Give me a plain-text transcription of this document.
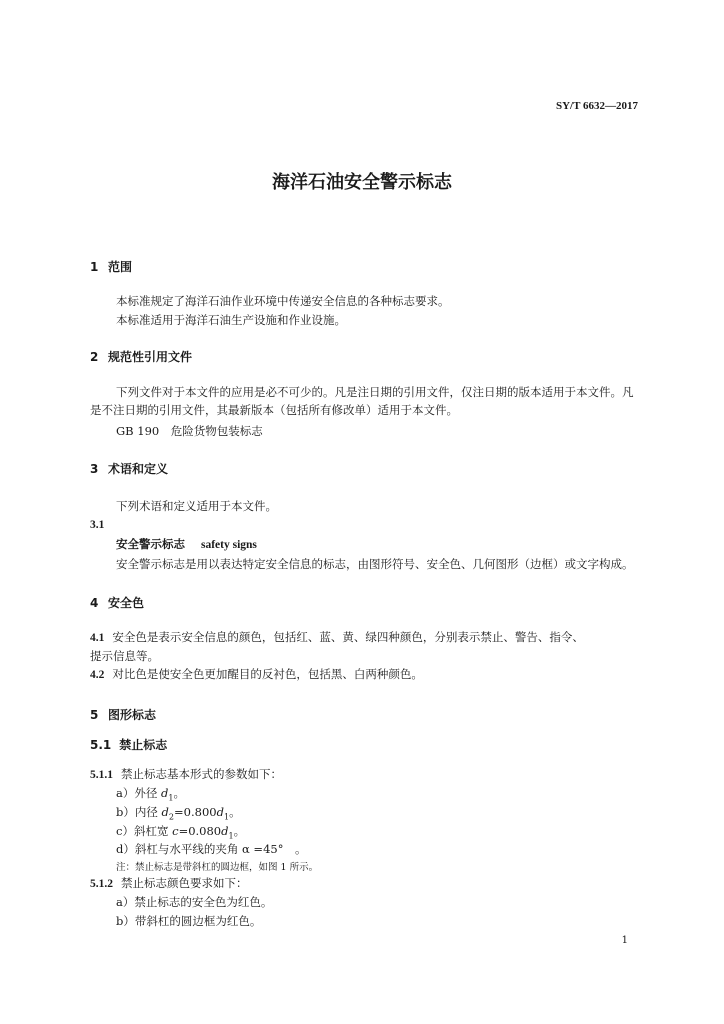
SY/T 6632—2017
海洋石油安全警示标志
1 范围
本标准规定了海洋石油作业环境中传递安全信息的各种标志要求。
本标准适用于海洋石油生产设施和作业设施。
2 规范性引用文件
下列文件对于本文件的应用是必不可少的。凡是注日期的引用文件，仅注日期的版本适用于本文件。凡是不注日期的引用文件，其最新版本（包括所有修改单）适用于本文件。
GB 190　危险货物包装标志
3 术语和定义
下列术语和定义适用于本文件。
3.1
安全警示标志 safety signs
安全警示标志是用以表达特定安全信息的标志，由图形符号、安全色、几何图形（边框）或文字构成。
4 安全色
4.1 安全色是表示安全信息的颜色，包括红、蓝、黄、绿四种颜色，分别表示禁止、警告、指令、
提示信息等。
4.2 对比色是使安全色更加醒目的反衬色，包括黑、白两种颜色。
5 图形标志
5.1 禁止标志
5.1.1 禁止标志基本形式的参数如下：
a）外径 $d_1$。
b）内径 $d_2=0.800d_1$。
c）斜杠宽 $c=0.080d_1$。
d）斜杠与水平线的夹角 α =45°　。
注：禁止标志是带斜杠的圆边框，如图 1 所示。
5.1.2 禁止标志颜色要求如下：
a）禁止标志的安全色为红色。
b）带斜杠的圆边框为红色。
1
____________________
EXERCISE BRIEF> Print all of the records shown above exactly, leaving out each picture.

ANSWER TO THE TASK>
Give me a plain-text transcription of this document.
SY/T 6632—2017
海洋石油安全警示标志
1 范围
本标准规定了海洋石油作业环境中传递安全信息的各种标志要求。
本标准适用于海洋石油生产设施和作业设施。
2 规范性引用文件
下列文件对于本文件的应用是必不可少的。凡是注日期的引用文件，仅注日期的版本适用于本文件。凡是不注日期的引用文件，其最新版本（包括所有修改单）适用于本文件。
GB 190　危险货物包装标志
3 术语和定义
下列术语和定义适用于本文件。
3.1
安全警示标志 safety signs
安全警示标志是用以表达特定安全信息的标志，由图形符号、安全色、几何图形（边框）或文字构成。
4 安全色
4.1 安全色是表示安全信息的颜色，包括红、蓝、黄、绿四种颜色，分别表示禁止、警告、指令、
提示信息等。
4.2 对比色是使安全色更加醒目的反衬色，包括黑、白两种颜色。
5 图形标志
5.1 禁止标志
5.1.1 禁止标志基本形式的参数如下：
a）外径 $d_1$。
b）内径 $d_2=0.800d_1$。
c）斜杠宽 $c=0.080d_1$。
d）斜杠与水平线的夹角 α =45°　。
注：禁止标志是带斜杠的圆边框，如图 1 所示。
5.1.2 禁止标志颜色要求如下：
a）禁止标志的安全色为红色。
b）带斜杠的圆边框为红色。
1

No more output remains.